Pictures do not belong in the copy, so please give every entry below again exactly.

##########

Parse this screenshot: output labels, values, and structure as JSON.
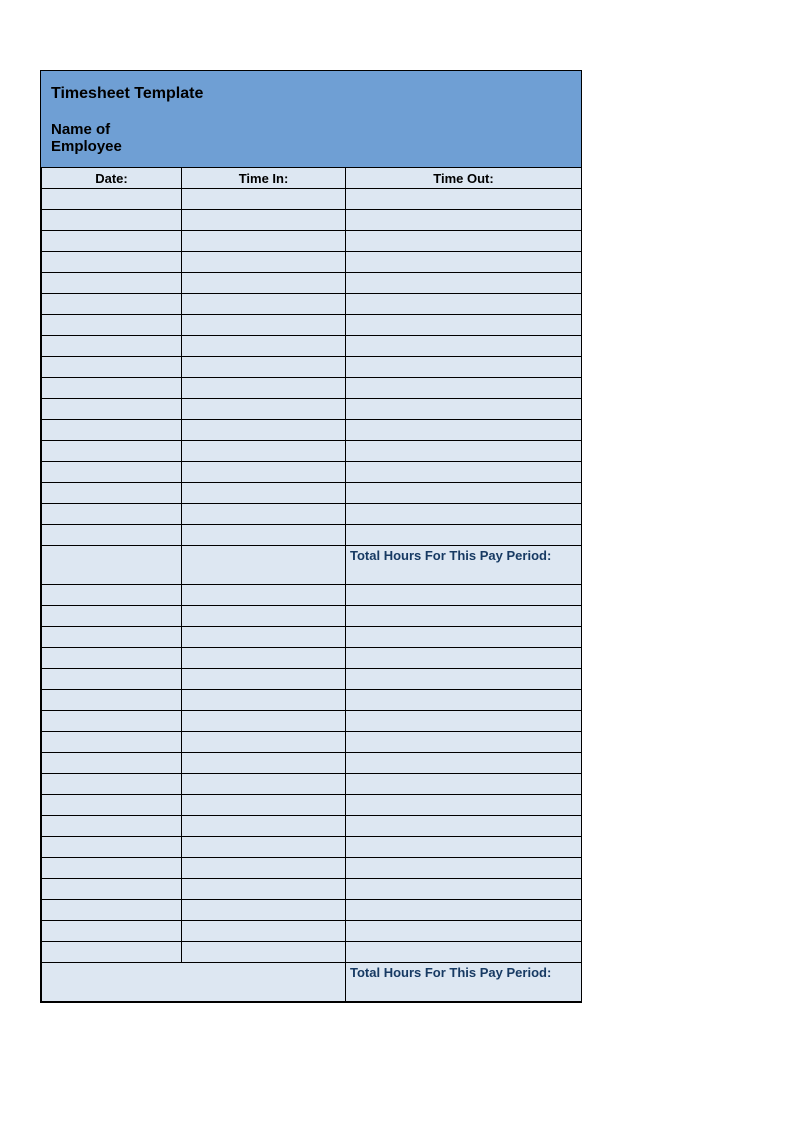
{
  "header": {
    "title": "Timesheet Template",
    "subtitle_line1": "Name of",
    "subtitle_line2": "Employee"
  },
  "columns": {
    "date": "Date:",
    "time_in": "Time In:",
    "time_out": "Time Out:"
  },
  "labels": {
    "total_hours": "Total Hours For This Pay Period:"
  },
  "rows_section1": 17,
  "rows_section2": 18
}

##########

Reply –
Parse this screenshot: output labels, values, and structure as JSON.
{
  "header": {
    "title": "Timesheet Template",
    "subtitle_line1": "Name of",
    "subtitle_line2": "Employee"
  },
  "columns": {
    "date": "Date:",
    "time_in": "Time In:",
    "time_out": "Time Out:"
  },
  "labels": {
    "total_hours": "Total Hours For This Pay Period:"
  },
  "rows_section1": 17,
  "rows_section2": 18
}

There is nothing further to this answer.